— START DATA PROVIDED —
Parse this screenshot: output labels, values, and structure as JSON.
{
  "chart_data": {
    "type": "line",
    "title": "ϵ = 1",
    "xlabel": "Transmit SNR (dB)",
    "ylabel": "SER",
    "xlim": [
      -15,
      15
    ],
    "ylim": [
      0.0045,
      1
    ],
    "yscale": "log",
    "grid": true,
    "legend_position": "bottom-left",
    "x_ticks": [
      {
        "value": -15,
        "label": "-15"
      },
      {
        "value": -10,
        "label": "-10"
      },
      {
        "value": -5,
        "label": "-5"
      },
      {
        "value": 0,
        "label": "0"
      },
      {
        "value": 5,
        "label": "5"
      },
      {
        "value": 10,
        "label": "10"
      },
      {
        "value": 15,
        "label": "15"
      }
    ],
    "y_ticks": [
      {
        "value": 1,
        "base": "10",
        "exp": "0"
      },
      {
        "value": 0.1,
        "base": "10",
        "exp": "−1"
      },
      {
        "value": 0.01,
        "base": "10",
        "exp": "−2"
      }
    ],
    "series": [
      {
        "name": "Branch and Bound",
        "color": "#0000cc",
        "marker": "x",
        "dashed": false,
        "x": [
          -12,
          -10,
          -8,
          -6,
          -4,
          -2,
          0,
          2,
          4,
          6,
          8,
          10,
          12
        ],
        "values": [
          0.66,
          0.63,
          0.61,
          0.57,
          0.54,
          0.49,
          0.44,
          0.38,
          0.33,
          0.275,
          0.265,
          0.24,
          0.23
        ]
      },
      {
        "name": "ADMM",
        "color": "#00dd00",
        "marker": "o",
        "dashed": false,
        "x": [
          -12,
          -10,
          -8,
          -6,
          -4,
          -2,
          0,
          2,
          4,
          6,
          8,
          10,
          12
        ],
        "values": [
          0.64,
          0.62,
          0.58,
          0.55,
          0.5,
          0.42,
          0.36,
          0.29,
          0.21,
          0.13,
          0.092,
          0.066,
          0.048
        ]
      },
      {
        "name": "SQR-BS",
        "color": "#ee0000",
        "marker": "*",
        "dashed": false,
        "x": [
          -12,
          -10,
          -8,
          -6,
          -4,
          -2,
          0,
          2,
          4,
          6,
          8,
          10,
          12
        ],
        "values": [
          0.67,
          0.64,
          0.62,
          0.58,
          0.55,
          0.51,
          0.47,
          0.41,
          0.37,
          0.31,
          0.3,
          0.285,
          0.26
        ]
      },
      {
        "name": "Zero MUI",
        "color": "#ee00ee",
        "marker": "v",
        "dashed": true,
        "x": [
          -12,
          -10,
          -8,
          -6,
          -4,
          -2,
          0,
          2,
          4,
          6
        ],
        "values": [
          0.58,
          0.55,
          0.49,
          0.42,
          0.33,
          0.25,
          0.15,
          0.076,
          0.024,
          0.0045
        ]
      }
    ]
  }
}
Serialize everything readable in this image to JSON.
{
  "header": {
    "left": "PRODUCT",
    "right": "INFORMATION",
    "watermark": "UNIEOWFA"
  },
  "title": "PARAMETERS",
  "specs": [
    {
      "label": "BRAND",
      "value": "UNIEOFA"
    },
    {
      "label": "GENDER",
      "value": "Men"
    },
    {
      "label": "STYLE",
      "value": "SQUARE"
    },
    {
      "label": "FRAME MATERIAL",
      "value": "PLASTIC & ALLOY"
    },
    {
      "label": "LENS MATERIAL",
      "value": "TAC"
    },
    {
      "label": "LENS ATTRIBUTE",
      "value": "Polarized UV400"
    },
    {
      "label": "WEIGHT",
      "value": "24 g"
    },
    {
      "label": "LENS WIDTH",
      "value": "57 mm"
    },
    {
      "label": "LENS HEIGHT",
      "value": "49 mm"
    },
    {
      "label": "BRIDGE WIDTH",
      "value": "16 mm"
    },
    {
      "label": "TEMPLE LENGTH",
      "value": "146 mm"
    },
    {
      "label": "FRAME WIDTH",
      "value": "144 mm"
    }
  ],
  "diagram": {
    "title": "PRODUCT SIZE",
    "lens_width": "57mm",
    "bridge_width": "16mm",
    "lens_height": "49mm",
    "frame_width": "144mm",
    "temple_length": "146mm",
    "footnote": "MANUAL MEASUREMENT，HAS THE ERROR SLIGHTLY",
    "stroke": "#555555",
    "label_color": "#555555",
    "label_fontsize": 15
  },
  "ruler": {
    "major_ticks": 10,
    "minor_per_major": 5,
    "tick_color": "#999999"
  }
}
— END DATA PROVIDED —
BRIEF: Exactly as written above, please repeat the entries.

SOLUTION TO THIS EXERCISE:
Parse this screenshot: output labels, values, and structure as JSON.
{
  "chart_data": {
    "type": "line",
    "title": "ϵ = 1",
    "xlabel": "Transmit SNR (dB)",
    "ylabel": "SER",
    "xlim": [
      -15,
      15
    ],
    "ylim": [
      0.0045,
      1
    ],
    "yscale": "log",
    "grid": true,
    "legend_position": "bottom-left",
    "x_ticks": [
      {
        "value": -15,
        "label": "-15"
      },
      {
        "value": -10,
        "label": "-10"
      },
      {
        "value": -5,
        "label": "-5"
      },
      {
        "value": 0,
        "label": "0"
      },
      {
        "value": 5,
        "label": "5"
      },
      {
        "value": 10,
        "label": "10"
      },
      {
        "value": 15,
        "label": "15"
      }
    ],
    "y_ticks": [
      {
        "value": 1,
        "base": "10",
        "exp": "0"
      },
      {
        "value": 0.1,
        "base": "10",
        "exp": "−1"
      },
      {
        "value": 0.01,
        "base": "10",
        "exp": "−2"
      }
    ],
    "series": [
      {
        "name": "Branch and Bound",
        "color": "#0000cc",
        "marker": "x",
        "dashed": false,
        "x": [
          -12,
          -10,
          -8,
          -6,
          -4,
          -2,
          0,
          2,
          4,
          6,
          8,
          10,
          12
        ],
        "values": [
          0.66,
          0.63,
          0.61,
          0.57,
          0.54,
          0.49,
          0.44,
          0.38,
          0.33,
          0.275,
          0.265,
          0.24,
          0.23
        ]
      },
      {
        "name": "ADMM",
        "color": "#00dd00",
        "marker": "o",
        "dashed": false,
        "x": [
          -12,
          -10,
          -8,
          -6,
          -4,
          -2,
          0,
          2,
          4,
          6,
          8,
          10,
          12
        ],
        "values": [
          0.64,
          0.62,
          0.58,
          0.55,
          0.5,
          0.42,
          0.36,
          0.29,
          0.21,
          0.13,
          0.092,
          0.066,
          0.048
        ]
      },
      {
        "name": "SQR-BS",
        "color": "#ee0000",
        "marker": "*",
        "dashed": false,
        "x": [
          -12,
          -10,
          -8,
          -6,
          -4,
          -2,
          0,
          2,
          4,
          6,
          8,
          10,
          12
        ],
        "values": [
          0.67,
          0.64,
          0.62,
          0.58,
          0.55,
          0.51,
          0.47,
          0.41,
          0.37,
          0.31,
          0.3,
          0.285,
          0.26
        ]
      },
      {
        "name": "Zero MUI",
        "color": "#ee00ee",
        "marker": "v",
        "dashed": true,
        "x": [
          -12,
          -10,
          -8,
          -6,
          -4,
          -2,
          0,
          2,
          4,
          6
        ],
        "values": [
          0.58,
          0.55,
          0.49,
          0.42,
          0.33,
          0.25,
          0.15,
          0.076,
          0.024,
          0.0045
        ]
      }
    ]
  }
}
Serialize everything readable in this image to JSON.
{
  "header": {
    "left": "PRODUCT",
    "right": "INFORMATION",
    "watermark": "UNIEOWFA"
  },
  "title": "PARAMETERS",
  "specs": [
    {
      "label": "BRAND",
      "value": "UNIEOFA"
    },
    {
      "label": "GENDER",
      "value": "Men"
    },
    {
      "label": "STYLE",
      "value": "SQUARE"
    },
    {
      "label": "FRAME MATERIAL",
      "value": "PLASTIC & ALLOY"
    },
    {
      "label": "LENS MATERIAL",
      "value": "TAC"
    },
    {
      "label": "LENS ATTRIBUTE",
      "value": "Polarized UV400"
    },
    {
      "label": "WEIGHT",
      "value": "24 g"
    },
    {
      "label": "LENS WIDTH",
      "value": "57 mm"
    },
    {
      "label": "LENS HEIGHT",
      "value": "49 mm"
    },
    {
      "label": "BRIDGE WIDTH",
      "value": "16 mm"
    },
    {
      "label": "TEMPLE LENGTH",
      "value": "146 mm"
    },
    {
      "label": "FRAME WIDTH",
      "value": "144 mm"
    }
  ],
  "diagram": {
    "title": "PRODUCT SIZE",
    "lens_width": "57mm",
    "bridge_width": "16mm",
    "lens_height": "49mm",
    "frame_width": "144mm",
    "temple_length": "146mm",
    "footnote": "MANUAL MEASUREMENT，HAS THE ERROR SLIGHTLY",
    "stroke": "#555555",
    "label_color": "#555555",
    "label_fontsize": 15
  },
  "ruler": {
    "major_ticks": 10,
    "minor_per_major": 5,
    "tick_color": "#999999"
  }
}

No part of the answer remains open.